### Data for the task

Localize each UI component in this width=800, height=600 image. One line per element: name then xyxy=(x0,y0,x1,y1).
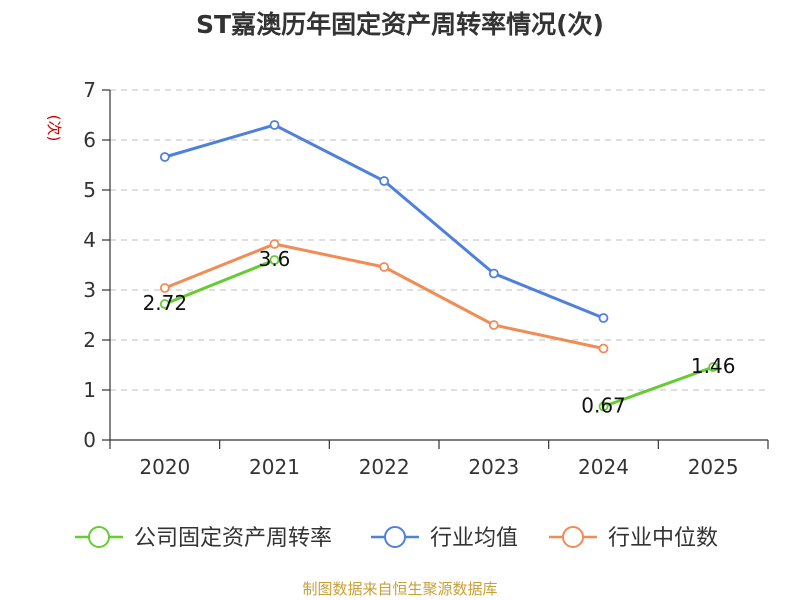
data-point xyxy=(379,262,390,272)
x-tick-label: 2020 xyxy=(139,455,190,479)
grid-lines xyxy=(110,89,768,391)
x-tick-label: 2024 xyxy=(578,455,629,479)
y-tick-label: 3 xyxy=(83,278,96,302)
y-axis-label: (次) xyxy=(45,115,63,142)
data-point xyxy=(488,320,499,330)
series-line xyxy=(602,365,714,408)
legend-label: 行业均值 xyxy=(430,526,518,551)
data-label: 3.6 xyxy=(259,247,291,271)
y-tick-label: 4 xyxy=(83,228,96,252)
data-point xyxy=(159,299,170,309)
legend-marker xyxy=(88,526,110,548)
legend-item[interactable]: 公司固定资产周转率 xyxy=(75,526,332,551)
data-label: 0.67 xyxy=(581,394,626,418)
data-point xyxy=(269,120,280,130)
data-labels: 2.72 3.6 0.67 1.46 xyxy=(143,247,736,418)
x-tick-labels: 2020 2021 2022 2023 2024 2025 xyxy=(139,455,738,479)
series-line xyxy=(164,123,605,320)
data-point xyxy=(379,176,390,186)
y-tick-label: 7 xyxy=(83,78,96,102)
chart-title: ST嘉澳历年固定资产周转率情况(次) xyxy=(196,10,604,39)
data-point xyxy=(708,362,719,372)
y-tick-label: 5 xyxy=(83,178,96,202)
source-note: 制图数据来自恒生聚源数据库 xyxy=(302,580,497,598)
legend-marker xyxy=(384,526,406,548)
x-tick-label: 2023 xyxy=(468,455,519,479)
data-point xyxy=(159,152,170,162)
y-tick-label: 0 xyxy=(83,428,96,452)
y-tick-label: 1 xyxy=(83,378,96,402)
data-point xyxy=(598,401,609,412)
legend-label: 行业中位数 xyxy=(608,526,718,551)
x-tick-label: 2022 xyxy=(359,455,410,479)
y-tick-label: 2 xyxy=(83,328,96,352)
series-line xyxy=(164,242,604,350)
legend[interactable]: 公司固定资产周转率 行业均值 行业中位数 xyxy=(75,526,718,551)
axes xyxy=(102,89,769,449)
x-tick-label: 2025 xyxy=(688,455,739,479)
data-point xyxy=(598,313,609,323)
data-point xyxy=(269,255,280,265)
legend-marker xyxy=(562,526,584,548)
legend-item[interactable]: 行业中位数 xyxy=(549,526,718,551)
data-label: 1.46 xyxy=(691,354,736,378)
y-tick-labels: 0 1 2 3 4 5 6 7 xyxy=(83,78,96,452)
data-point xyxy=(488,268,499,279)
y-tick-label: 6 xyxy=(83,128,96,152)
legend-item[interactable]: 行业均值 xyxy=(371,526,518,551)
x-tick-label: 2021 xyxy=(249,455,300,479)
data-point xyxy=(159,283,170,293)
legend-label: 公司固定资产周转率 xyxy=(134,526,332,551)
data-label: 2.72 xyxy=(143,291,188,315)
series-group xyxy=(159,120,719,412)
data-point xyxy=(598,343,609,354)
series-line xyxy=(164,258,276,306)
data-point xyxy=(269,239,280,249)
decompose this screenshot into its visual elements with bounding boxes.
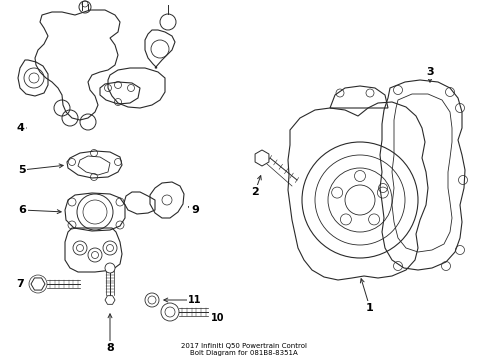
Text: 10: 10 <box>211 313 224 323</box>
Text: 2: 2 <box>251 187 258 197</box>
Text: 2017 Infiniti Q50 Powertrain Control
Bolt Diagram for 081B8-8351A: 2017 Infiniti Q50 Powertrain Control Bol… <box>181 343 306 356</box>
Polygon shape <box>105 296 115 304</box>
Polygon shape <box>31 278 45 290</box>
Text: 7: 7 <box>16 279 24 289</box>
Text: 3: 3 <box>426 67 433 77</box>
Text: 4: 4 <box>16 123 24 133</box>
Text: 11: 11 <box>188 295 202 305</box>
Text: 1: 1 <box>366 303 373 313</box>
Text: 5: 5 <box>18 165 26 175</box>
Text: 8: 8 <box>106 343 114 353</box>
Circle shape <box>105 263 115 273</box>
Polygon shape <box>255 150 268 166</box>
Text: 9: 9 <box>191 205 199 215</box>
Text: 6: 6 <box>18 205 26 215</box>
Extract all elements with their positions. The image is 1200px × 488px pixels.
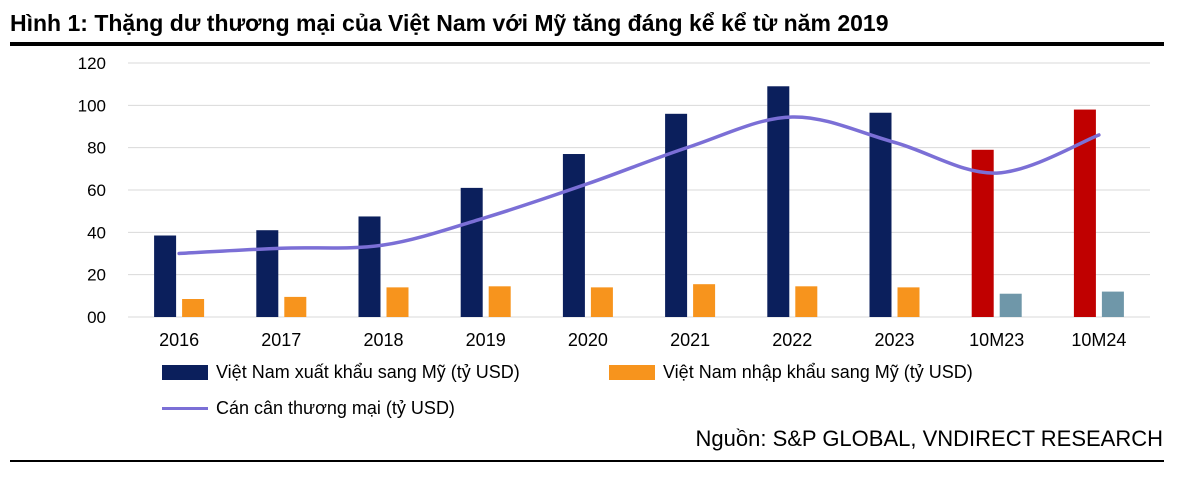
bar-export xyxy=(971,149,994,317)
x-tick-label: 2017 xyxy=(261,330,301,350)
legend-label-export: Việt Nam xuất khẩu sang Mỹ (tỷ USD) xyxy=(216,362,520,382)
y-tick-label: 40 xyxy=(87,223,106,242)
x-tick-label: 2023 xyxy=(874,330,914,350)
legend-label-balance: Cán cân thương mại (tỷ USD) xyxy=(216,398,455,418)
bar-import xyxy=(999,293,1022,317)
x-tick-label: 2022 xyxy=(772,330,812,350)
source-note: Nguồn: S&P GLOBAL, VNDIRECT RESEARCH xyxy=(695,426,1163,451)
bar-export xyxy=(767,86,790,318)
bar-export xyxy=(256,230,279,317)
balance-line xyxy=(177,115,1101,256)
y-tick-label: 120 xyxy=(78,54,106,73)
bars xyxy=(154,86,1124,318)
x-tick-label: 2016 xyxy=(159,330,199,350)
y-tick-label: 80 xyxy=(87,139,106,158)
legend-label-import: Việt Nam nhập khẩu sang Mỹ (tỷ USD) xyxy=(663,362,973,382)
balance-line-layer xyxy=(177,115,1101,256)
bar-export xyxy=(460,187,483,317)
bar-import xyxy=(488,286,511,317)
y-tick-label: 60 xyxy=(87,181,106,200)
bar-import xyxy=(386,287,409,317)
title-divider xyxy=(10,42,1164,46)
legend-swatch-balance xyxy=(162,407,208,410)
legend-item-import: Việt Nam nhập khẩu sang Mỹ (tỷ USD) xyxy=(609,362,973,383)
x-tick-label: 2020 xyxy=(568,330,608,350)
y-tick-label: 20 xyxy=(87,266,106,285)
legend-item-balance: Cán cân thương mại (tỷ USD) xyxy=(162,398,455,419)
x-tick-label: 2019 xyxy=(466,330,506,350)
x-tick-label: 10M24 xyxy=(1071,330,1126,350)
bar-import xyxy=(284,296,307,317)
bar-import xyxy=(590,287,613,317)
grid-lines xyxy=(128,62,1150,318)
bar-export xyxy=(358,216,381,317)
bar-import xyxy=(182,299,205,317)
legend-swatch-import xyxy=(609,365,655,380)
bar-import xyxy=(897,287,920,317)
bottom-divider xyxy=(10,460,1164,462)
figure-title: Hình 1: Thặng dư thương mại của Việt Nam… xyxy=(10,10,889,36)
y-tick-label: 100 xyxy=(78,96,106,115)
bar-export xyxy=(1073,109,1096,317)
x-axis-ticks: 2016 2017 2018 2019 2020 2021 2022 2023 10M23 10M… xyxy=(159,330,1126,350)
bar-export xyxy=(665,113,688,317)
x-tick-label: 10M23 xyxy=(969,330,1024,350)
legend-item-export: Việt Nam xuất khẩu sang Mỹ (tỷ USD) xyxy=(162,362,520,383)
y-axis-ticks: 00 20 40 60 80 100 120 xyxy=(78,54,106,327)
bar-import xyxy=(795,286,818,317)
bar-export xyxy=(869,112,892,317)
y-tick-label: 00 xyxy=(87,308,106,327)
bar-import xyxy=(1101,291,1124,317)
bar-export xyxy=(154,235,177,317)
x-tick-label: 2018 xyxy=(363,330,403,350)
bar-import xyxy=(693,284,716,317)
x-tick-label: 2021 xyxy=(670,330,710,350)
bar-export xyxy=(562,154,585,317)
legend-swatch-export xyxy=(162,365,208,380)
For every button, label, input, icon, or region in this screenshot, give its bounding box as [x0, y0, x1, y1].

### Short exercise
Reproduce all of the data above word for word, leaving out the pictures.

### Finished exercise
Localize each UI component in this width=800, height=600 image. One line per element: name then xyxy=(x0,y0,x1,y1).
data-point xyxy=(379,262,390,272)
x-tick-label: 2020 xyxy=(139,455,190,479)
grid-lines xyxy=(110,89,768,391)
x-tick-label: 2024 xyxy=(578,455,629,479)
y-tick-label: 3 xyxy=(83,278,96,302)
y-axis-label: (次) xyxy=(45,115,63,142)
data-point xyxy=(488,320,499,330)
series-line xyxy=(602,365,714,408)
legend-label: 行业均值 xyxy=(430,526,518,551)
data-label: 3.6 xyxy=(259,247,291,271)
y-tick-label: 4 xyxy=(83,228,96,252)
data-point xyxy=(159,299,170,309)
legend-marker xyxy=(88,526,110,548)
legend-item[interactable]: 公司固定资产周转率 xyxy=(75,526,332,551)
data-label: 0.67 xyxy=(581,394,626,418)
data-point xyxy=(269,120,280,130)
data-labels: 2.72 3.6 0.67 1.46 xyxy=(143,247,736,418)
x-tick-labels: 2020 2021 2022 2023 2024 2025 xyxy=(139,455,738,479)
series-line xyxy=(164,123,605,320)
data-point xyxy=(379,176,390,186)
y-tick-label: 7 xyxy=(83,78,96,102)
chart-title: ST嘉澳历年固定资产周转率情况(次) xyxy=(196,10,604,39)
data-point xyxy=(708,362,719,372)
y-tick-label: 5 xyxy=(83,178,96,202)
source-note: 制图数据来自恒生聚源数据库 xyxy=(302,580,497,598)
legend-marker xyxy=(384,526,406,548)
x-tick-label: 2023 xyxy=(468,455,519,479)
data-point xyxy=(159,152,170,162)
y-tick-label: 0 xyxy=(83,428,96,452)
y-tick-label: 1 xyxy=(83,378,96,402)
data-point xyxy=(598,401,609,412)
legend-label: 行业中位数 xyxy=(608,526,718,551)
x-tick-label: 2022 xyxy=(359,455,410,479)
y-tick-label: 2 xyxy=(83,328,96,352)
series-line xyxy=(164,242,604,350)
legend[interactable]: 公司固定资产周转率 行业均值 行业中位数 xyxy=(75,526,718,551)
axes xyxy=(102,89,769,449)
x-tick-label: 2025 xyxy=(688,455,739,479)
data-point xyxy=(598,313,609,323)
data-point xyxy=(269,255,280,265)
legend-marker xyxy=(562,526,584,548)
legend-item[interactable]: 行业中位数 xyxy=(549,526,718,551)
data-label: 1.46 xyxy=(691,354,736,378)
y-tick-labels: 0 1 2 3 4 5 6 7 xyxy=(83,78,96,452)
data-point xyxy=(488,268,499,279)
y-tick-label: 6 xyxy=(83,128,96,152)
legend-item[interactable]: 行业均值 xyxy=(371,526,518,551)
x-tick-label: 2021 xyxy=(249,455,300,479)
data-point xyxy=(159,283,170,293)
legend-label: 公司固定资产周转率 xyxy=(134,526,332,551)
data-label: 2.72 xyxy=(143,291,188,315)
series-group xyxy=(159,120,719,412)
data-point xyxy=(598,343,609,354)
series-line xyxy=(164,258,276,306)
data-point xyxy=(269,239,280,249)
decompose this screenshot into its visual elements with bounding boxes.
Text: 10: 10 <box>211 313 224 323</box>
Text: 2: 2 <box>251 187 258 197</box>
Text: 2017 Infiniti Q50 Powertrain Control
Bolt Diagram for 081B8-8351A: 2017 Infiniti Q50 Powertrain Control Bol… <box>181 343 306 356</box>
Polygon shape <box>105 296 115 304</box>
Polygon shape <box>31 278 45 290</box>
Text: 7: 7 <box>16 279 24 289</box>
Text: 3: 3 <box>426 67 433 77</box>
Text: 4: 4 <box>16 123 24 133</box>
Text: 11: 11 <box>188 295 202 305</box>
Text: 1: 1 <box>366 303 373 313</box>
Text: 5: 5 <box>18 165 26 175</box>
Text: 8: 8 <box>106 343 114 353</box>
Circle shape <box>105 263 115 273</box>
Polygon shape <box>255 150 268 166</box>
Text: 9: 9 <box>191 205 199 215</box>
Text: 6: 6 <box>18 205 26 215</box>
Extract all elements with their positions. The image is 1200px × 488px pixels.
bar-export xyxy=(971,149,994,317)
x-tick-label: 2017 xyxy=(261,330,301,350)
legend-label-export: Việt Nam xuất khẩu sang Mỹ (tỷ USD) xyxy=(216,362,520,382)
y-tick-label: 40 xyxy=(87,223,106,242)
x-tick-label: 2023 xyxy=(874,330,914,350)
legend-label-balance: Cán cân thương mại (tỷ USD) xyxy=(216,398,455,418)
bar-import xyxy=(999,293,1022,317)
x-tick-label: 2022 xyxy=(772,330,812,350)
source-note: Nguồn: S&P GLOBAL, VNDIRECT RESEARCH xyxy=(695,426,1163,451)
bar-export xyxy=(767,86,790,318)
bar-export xyxy=(256,230,279,317)
balance-line xyxy=(177,115,1101,256)
y-tick-label: 120 xyxy=(78,54,106,73)
bars xyxy=(154,86,1124,318)
x-tick-label: 2016 xyxy=(159,330,199,350)
y-tick-label: 80 xyxy=(87,139,106,158)
legend-label-import: Việt Nam nhập khẩu sang Mỹ (tỷ USD) xyxy=(663,362,973,382)
balance-line-layer xyxy=(177,115,1101,256)
bar-export xyxy=(460,187,483,317)
bar-import xyxy=(488,286,511,317)
y-tick-label: 60 xyxy=(87,181,106,200)
bar-import xyxy=(386,287,409,317)
title-divider xyxy=(10,42,1164,46)
legend-swatch-balance xyxy=(162,407,208,410)
legend-item-import: Việt Nam nhập khẩu sang Mỹ (tỷ USD) xyxy=(609,362,973,383)
x-tick-label: 2020 xyxy=(568,330,608,350)
y-tick-label: 20 xyxy=(87,266,106,285)
legend-item-balance: Cán cân thương mại (tỷ USD) xyxy=(162,398,455,419)
x-tick-label: 2019 xyxy=(466,330,506,350)
x-tick-label: 10M24 xyxy=(1071,330,1126,350)
bar-import xyxy=(284,296,307,317)
bar-import xyxy=(590,287,613,317)
grid-lines xyxy=(128,62,1150,318)
bar-export xyxy=(358,216,381,317)
bar-import xyxy=(182,299,205,317)
legend-swatch-import xyxy=(609,365,655,380)
bar-import xyxy=(897,287,920,317)
bottom-divider xyxy=(10,460,1164,462)
figure-title: Hình 1: Thặng dư thương mại của Việt Nam… xyxy=(10,10,889,36)
y-tick-label: 100 xyxy=(78,96,106,115)
bar-export xyxy=(1073,109,1096,317)
x-axis-ticks: 2016 2017 2018 2019 2020 2021 2022 2023 10M23 10M… xyxy=(159,330,1126,350)
bar-export xyxy=(665,113,688,317)
x-tick-label: 10M23 xyxy=(969,330,1024,350)
legend-item-export: Việt Nam xuất khẩu sang Mỹ (tỷ USD) xyxy=(162,362,520,383)
y-axis-ticks: 00 20 40 60 80 100 120 xyxy=(78,54,106,327)
bar-import xyxy=(795,286,818,317)
bar-export xyxy=(869,112,892,317)
y-tick-label: 00 xyxy=(87,308,106,327)
bar-import xyxy=(1101,291,1124,317)
bar-export xyxy=(154,235,177,317)
x-tick-label: 2018 xyxy=(363,330,403,350)
bar-import xyxy=(693,284,716,317)
x-tick-label: 2021 xyxy=(670,330,710,350)
bar-export xyxy=(562,154,585,317)
legend-swatch-export xyxy=(162,365,208,380)
For every button, label, input, icon, or region in this screenshot, give its bounding box as [x0, y0, x1, y1].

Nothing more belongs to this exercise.